→ Task
Answer with one number: how many lines hold the string "attained".

→ Material provided

- - - -

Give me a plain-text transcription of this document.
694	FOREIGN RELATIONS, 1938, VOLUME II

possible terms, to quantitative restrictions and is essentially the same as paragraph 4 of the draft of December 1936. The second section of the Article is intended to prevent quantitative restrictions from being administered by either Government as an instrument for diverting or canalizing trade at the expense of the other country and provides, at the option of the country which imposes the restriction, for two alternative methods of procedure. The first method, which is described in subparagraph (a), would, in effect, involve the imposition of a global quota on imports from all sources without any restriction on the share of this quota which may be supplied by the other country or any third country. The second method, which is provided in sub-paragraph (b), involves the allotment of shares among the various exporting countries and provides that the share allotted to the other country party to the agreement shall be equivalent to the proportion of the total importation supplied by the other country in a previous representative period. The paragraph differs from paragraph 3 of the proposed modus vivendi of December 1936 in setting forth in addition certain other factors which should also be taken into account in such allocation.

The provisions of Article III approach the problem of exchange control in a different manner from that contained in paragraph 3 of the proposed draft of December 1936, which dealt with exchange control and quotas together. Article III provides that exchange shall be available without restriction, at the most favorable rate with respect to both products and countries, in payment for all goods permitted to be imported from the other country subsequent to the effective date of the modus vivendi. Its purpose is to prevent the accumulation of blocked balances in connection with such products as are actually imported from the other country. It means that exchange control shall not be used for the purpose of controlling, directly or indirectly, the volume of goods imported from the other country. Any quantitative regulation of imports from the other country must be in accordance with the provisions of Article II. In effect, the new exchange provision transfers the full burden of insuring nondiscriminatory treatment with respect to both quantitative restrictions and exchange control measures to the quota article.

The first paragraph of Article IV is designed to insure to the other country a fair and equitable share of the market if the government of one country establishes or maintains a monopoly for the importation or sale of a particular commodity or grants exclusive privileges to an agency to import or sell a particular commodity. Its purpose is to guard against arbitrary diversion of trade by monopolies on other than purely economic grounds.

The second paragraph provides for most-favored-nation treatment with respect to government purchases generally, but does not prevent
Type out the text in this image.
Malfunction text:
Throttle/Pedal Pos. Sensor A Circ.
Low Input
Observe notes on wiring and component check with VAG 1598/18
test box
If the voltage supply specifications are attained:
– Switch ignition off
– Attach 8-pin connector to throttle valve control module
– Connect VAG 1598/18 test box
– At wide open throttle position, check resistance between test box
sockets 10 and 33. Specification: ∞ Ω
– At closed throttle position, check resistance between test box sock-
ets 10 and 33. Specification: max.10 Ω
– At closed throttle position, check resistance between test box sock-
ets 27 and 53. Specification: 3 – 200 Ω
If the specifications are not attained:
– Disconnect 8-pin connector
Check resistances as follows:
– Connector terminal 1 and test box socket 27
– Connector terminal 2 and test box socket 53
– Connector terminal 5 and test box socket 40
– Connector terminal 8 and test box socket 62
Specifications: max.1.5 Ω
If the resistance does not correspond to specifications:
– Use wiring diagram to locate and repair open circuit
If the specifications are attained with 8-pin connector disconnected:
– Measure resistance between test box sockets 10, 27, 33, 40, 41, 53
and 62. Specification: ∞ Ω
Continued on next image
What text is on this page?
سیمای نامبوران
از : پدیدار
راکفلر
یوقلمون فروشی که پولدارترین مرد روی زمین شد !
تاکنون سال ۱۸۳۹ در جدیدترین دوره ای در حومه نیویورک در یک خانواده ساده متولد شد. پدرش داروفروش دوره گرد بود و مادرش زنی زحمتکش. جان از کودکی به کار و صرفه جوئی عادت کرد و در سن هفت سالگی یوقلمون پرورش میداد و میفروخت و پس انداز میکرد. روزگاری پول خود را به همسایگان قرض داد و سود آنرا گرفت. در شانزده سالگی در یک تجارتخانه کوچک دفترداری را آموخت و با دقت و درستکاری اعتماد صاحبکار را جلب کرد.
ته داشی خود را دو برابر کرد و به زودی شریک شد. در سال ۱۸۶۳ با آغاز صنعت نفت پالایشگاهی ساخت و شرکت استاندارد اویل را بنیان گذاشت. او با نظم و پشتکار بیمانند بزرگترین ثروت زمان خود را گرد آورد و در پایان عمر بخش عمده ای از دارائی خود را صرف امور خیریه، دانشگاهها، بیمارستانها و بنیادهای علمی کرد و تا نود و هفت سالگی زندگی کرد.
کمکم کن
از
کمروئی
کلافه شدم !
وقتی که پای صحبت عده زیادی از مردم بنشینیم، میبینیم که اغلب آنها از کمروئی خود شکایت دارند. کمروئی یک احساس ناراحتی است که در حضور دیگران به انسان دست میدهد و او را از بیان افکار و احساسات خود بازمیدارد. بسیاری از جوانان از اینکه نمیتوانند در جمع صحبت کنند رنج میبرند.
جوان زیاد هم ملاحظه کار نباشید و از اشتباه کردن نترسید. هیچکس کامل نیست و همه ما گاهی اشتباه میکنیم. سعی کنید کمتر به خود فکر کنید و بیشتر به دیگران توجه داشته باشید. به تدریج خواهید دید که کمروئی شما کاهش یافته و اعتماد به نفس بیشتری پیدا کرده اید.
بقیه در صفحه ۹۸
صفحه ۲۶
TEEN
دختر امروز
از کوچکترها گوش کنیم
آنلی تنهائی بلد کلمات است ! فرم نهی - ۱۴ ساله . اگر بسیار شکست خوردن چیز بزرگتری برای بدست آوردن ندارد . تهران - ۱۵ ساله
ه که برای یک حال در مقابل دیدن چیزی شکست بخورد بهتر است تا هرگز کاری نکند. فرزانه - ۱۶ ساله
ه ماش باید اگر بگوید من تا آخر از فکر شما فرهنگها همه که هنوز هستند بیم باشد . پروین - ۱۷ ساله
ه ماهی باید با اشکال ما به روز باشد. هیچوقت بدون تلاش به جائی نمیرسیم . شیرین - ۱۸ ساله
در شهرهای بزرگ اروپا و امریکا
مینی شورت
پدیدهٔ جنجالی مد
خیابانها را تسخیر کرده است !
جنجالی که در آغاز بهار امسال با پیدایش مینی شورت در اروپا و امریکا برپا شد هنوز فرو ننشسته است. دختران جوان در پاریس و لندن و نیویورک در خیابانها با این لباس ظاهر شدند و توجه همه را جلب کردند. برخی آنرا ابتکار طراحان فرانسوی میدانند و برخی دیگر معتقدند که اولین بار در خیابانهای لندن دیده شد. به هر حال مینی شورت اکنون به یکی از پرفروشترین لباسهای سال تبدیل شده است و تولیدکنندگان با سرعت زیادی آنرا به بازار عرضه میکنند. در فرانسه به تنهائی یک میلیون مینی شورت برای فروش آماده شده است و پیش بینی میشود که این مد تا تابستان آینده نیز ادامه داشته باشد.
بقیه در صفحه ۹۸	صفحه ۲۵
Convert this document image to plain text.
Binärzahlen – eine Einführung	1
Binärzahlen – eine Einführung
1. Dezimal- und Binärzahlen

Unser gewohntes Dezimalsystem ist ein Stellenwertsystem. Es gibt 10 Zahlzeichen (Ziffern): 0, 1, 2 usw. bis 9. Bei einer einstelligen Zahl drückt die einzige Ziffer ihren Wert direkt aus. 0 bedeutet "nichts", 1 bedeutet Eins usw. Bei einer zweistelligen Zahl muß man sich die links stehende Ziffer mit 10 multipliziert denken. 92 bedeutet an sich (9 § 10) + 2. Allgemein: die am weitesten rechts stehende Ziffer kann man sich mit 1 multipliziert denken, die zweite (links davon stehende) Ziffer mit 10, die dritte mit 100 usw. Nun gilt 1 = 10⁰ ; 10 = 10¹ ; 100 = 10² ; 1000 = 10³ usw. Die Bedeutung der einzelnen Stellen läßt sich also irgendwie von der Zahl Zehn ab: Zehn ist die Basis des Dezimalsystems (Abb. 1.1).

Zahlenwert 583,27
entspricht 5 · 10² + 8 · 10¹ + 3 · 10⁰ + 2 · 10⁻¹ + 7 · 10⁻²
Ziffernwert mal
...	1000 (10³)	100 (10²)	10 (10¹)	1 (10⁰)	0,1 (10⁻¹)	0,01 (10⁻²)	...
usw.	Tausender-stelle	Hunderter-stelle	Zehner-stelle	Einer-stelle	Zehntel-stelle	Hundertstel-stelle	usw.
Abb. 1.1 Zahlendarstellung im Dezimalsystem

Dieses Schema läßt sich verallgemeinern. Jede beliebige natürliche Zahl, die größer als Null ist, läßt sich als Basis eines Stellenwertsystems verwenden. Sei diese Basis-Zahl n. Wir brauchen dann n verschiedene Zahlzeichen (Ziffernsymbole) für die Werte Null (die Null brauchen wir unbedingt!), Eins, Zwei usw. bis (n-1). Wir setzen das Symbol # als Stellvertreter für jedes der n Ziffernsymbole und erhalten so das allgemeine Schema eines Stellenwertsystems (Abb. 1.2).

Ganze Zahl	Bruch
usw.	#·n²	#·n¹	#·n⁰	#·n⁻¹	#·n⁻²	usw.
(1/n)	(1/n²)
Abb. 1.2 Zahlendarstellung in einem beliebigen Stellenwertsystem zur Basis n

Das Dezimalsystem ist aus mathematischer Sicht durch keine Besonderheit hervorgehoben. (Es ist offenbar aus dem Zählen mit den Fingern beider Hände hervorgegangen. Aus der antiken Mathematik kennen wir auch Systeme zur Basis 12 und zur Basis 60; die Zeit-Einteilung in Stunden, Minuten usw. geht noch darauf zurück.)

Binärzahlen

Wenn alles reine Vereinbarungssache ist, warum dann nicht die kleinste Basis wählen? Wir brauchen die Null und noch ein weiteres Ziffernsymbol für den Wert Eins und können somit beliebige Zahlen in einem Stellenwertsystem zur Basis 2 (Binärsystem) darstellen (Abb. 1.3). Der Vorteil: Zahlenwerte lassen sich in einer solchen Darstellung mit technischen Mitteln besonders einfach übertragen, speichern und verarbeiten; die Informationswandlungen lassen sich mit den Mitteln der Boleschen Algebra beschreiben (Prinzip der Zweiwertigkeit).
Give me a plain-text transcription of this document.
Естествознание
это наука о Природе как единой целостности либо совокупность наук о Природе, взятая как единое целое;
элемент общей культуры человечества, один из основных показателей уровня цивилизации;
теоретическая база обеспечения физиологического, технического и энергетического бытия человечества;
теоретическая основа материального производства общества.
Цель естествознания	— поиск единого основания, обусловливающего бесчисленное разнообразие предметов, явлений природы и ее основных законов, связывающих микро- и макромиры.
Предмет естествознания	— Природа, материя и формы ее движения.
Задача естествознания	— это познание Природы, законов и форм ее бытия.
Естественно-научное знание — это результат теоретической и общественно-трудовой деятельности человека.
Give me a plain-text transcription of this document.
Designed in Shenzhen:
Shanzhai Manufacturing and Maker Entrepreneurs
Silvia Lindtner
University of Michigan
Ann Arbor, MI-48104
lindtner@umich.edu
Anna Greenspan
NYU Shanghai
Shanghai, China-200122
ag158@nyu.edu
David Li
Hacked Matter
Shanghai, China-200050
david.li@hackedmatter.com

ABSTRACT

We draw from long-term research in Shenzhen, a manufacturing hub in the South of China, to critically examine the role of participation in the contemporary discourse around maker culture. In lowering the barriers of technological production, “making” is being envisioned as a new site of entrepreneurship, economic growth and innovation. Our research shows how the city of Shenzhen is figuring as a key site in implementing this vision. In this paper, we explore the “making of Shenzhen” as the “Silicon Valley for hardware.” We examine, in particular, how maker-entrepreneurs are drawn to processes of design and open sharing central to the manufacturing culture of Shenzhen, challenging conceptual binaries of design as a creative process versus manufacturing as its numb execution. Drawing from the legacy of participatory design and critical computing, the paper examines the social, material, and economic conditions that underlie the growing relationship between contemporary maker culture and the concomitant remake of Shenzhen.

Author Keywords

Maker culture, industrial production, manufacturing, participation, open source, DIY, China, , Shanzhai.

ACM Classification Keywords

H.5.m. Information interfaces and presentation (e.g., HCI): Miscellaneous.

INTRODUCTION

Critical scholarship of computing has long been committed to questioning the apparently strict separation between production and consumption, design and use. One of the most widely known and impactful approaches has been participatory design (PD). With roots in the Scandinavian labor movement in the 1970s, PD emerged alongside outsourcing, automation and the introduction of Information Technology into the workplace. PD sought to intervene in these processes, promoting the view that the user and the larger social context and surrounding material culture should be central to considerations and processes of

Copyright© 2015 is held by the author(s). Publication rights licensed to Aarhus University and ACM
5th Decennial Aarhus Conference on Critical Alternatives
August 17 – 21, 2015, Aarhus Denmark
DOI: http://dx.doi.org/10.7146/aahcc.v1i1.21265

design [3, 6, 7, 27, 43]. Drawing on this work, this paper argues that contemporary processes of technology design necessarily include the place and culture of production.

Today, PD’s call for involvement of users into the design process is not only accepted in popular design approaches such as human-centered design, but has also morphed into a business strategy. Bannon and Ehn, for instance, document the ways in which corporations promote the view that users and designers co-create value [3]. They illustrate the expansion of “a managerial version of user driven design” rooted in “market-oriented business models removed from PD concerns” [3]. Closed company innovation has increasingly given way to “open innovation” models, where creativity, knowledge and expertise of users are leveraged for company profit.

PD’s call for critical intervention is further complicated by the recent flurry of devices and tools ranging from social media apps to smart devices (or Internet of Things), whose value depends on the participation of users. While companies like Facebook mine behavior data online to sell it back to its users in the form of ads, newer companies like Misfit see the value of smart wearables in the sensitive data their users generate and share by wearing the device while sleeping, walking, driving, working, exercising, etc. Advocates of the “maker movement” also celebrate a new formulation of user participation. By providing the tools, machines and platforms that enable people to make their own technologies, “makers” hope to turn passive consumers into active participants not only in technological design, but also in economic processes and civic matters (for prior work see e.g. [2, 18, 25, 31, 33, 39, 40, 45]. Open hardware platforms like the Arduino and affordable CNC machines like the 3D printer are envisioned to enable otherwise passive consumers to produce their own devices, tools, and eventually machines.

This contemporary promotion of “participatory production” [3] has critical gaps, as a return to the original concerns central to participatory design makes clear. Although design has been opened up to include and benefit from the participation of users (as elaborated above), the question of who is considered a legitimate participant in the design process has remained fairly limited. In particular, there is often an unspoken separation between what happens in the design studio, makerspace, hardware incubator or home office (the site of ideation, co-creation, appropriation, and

- - - -

→ Answer to this exercise
3